(Data extracted from a collection):
****************************************
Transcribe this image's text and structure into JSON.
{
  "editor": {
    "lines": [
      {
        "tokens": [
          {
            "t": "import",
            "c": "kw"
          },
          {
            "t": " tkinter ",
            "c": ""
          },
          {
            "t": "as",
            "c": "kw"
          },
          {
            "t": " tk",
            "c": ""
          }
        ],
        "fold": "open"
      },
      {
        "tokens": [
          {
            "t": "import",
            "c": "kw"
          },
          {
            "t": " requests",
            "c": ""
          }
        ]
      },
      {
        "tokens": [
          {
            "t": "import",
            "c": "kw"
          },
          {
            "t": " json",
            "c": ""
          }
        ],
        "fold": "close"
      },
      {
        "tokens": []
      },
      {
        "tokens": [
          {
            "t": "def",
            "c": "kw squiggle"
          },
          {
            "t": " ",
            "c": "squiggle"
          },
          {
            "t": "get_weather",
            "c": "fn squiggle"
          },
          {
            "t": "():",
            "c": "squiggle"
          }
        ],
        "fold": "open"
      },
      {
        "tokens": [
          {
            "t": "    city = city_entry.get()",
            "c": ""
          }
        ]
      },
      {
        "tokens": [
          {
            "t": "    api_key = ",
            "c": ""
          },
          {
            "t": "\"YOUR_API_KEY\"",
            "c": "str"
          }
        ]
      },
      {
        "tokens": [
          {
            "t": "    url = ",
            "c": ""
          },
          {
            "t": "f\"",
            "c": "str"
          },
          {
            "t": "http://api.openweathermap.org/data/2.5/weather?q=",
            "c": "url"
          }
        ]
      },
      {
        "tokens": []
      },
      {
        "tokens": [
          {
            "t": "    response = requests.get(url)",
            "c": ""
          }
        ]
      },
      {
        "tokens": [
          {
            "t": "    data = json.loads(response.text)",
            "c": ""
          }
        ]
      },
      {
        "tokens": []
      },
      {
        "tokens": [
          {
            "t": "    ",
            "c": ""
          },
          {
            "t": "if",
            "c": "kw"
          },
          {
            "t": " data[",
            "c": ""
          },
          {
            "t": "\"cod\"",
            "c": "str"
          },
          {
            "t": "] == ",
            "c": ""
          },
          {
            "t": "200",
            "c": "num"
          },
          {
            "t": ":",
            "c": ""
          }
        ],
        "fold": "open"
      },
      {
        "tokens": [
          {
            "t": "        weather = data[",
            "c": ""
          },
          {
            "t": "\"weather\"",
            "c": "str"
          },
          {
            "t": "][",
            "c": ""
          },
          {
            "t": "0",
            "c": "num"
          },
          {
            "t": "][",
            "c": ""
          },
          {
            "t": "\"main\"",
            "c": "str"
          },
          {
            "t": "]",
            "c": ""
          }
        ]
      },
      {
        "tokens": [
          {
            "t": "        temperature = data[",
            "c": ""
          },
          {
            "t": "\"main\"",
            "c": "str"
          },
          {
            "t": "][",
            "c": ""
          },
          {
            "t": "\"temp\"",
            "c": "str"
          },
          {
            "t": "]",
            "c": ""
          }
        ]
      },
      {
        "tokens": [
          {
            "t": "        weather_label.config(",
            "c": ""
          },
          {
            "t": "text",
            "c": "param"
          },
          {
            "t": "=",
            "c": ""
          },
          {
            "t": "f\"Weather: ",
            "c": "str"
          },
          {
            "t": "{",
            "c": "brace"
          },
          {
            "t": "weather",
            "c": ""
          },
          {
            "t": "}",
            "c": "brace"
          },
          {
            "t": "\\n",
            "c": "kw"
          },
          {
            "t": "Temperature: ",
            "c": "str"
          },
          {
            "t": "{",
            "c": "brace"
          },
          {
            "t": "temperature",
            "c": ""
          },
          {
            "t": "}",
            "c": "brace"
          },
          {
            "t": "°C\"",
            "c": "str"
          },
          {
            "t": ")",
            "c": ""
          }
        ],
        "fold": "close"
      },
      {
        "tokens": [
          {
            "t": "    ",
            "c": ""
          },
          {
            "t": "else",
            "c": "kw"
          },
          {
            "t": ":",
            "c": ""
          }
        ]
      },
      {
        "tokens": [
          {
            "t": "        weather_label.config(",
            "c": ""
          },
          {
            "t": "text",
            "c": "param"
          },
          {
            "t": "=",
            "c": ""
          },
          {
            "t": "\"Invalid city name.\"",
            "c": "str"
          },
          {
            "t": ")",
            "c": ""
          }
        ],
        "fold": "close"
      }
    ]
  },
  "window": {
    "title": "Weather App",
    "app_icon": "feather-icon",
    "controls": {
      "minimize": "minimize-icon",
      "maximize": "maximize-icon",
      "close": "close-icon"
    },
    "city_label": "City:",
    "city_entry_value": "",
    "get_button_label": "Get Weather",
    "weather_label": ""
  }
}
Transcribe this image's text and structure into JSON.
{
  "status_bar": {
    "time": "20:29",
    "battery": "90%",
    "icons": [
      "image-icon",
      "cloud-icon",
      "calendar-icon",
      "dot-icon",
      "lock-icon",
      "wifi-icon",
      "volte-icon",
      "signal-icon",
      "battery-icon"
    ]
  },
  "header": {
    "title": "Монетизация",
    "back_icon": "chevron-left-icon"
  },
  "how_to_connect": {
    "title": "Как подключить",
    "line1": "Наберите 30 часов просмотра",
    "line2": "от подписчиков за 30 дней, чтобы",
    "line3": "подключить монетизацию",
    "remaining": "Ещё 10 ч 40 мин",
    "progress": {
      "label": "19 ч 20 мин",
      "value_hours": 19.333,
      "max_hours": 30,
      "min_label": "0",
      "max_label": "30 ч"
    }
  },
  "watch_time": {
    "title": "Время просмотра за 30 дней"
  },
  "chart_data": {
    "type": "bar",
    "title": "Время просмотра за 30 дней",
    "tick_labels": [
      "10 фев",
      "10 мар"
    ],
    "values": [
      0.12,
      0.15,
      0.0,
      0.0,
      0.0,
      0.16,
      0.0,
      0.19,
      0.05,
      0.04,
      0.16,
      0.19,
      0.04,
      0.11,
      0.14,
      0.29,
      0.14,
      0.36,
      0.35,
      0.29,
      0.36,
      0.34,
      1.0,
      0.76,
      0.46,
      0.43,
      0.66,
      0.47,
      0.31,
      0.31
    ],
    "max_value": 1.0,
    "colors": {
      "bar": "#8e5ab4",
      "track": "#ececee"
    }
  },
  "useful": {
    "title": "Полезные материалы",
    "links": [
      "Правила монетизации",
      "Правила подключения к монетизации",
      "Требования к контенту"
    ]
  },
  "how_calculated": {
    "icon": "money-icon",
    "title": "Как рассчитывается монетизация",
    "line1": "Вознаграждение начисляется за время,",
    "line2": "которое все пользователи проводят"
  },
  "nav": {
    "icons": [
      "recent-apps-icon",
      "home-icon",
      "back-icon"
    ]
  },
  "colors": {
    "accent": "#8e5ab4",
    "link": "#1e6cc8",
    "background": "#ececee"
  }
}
****************************************
(WHAT YOU WILL DO):
Scan the records for the string "Правила". Copy each line in which it appears.

(RESPONSE):
      "Правила монетизации",
      "Правила подключения к монетизации",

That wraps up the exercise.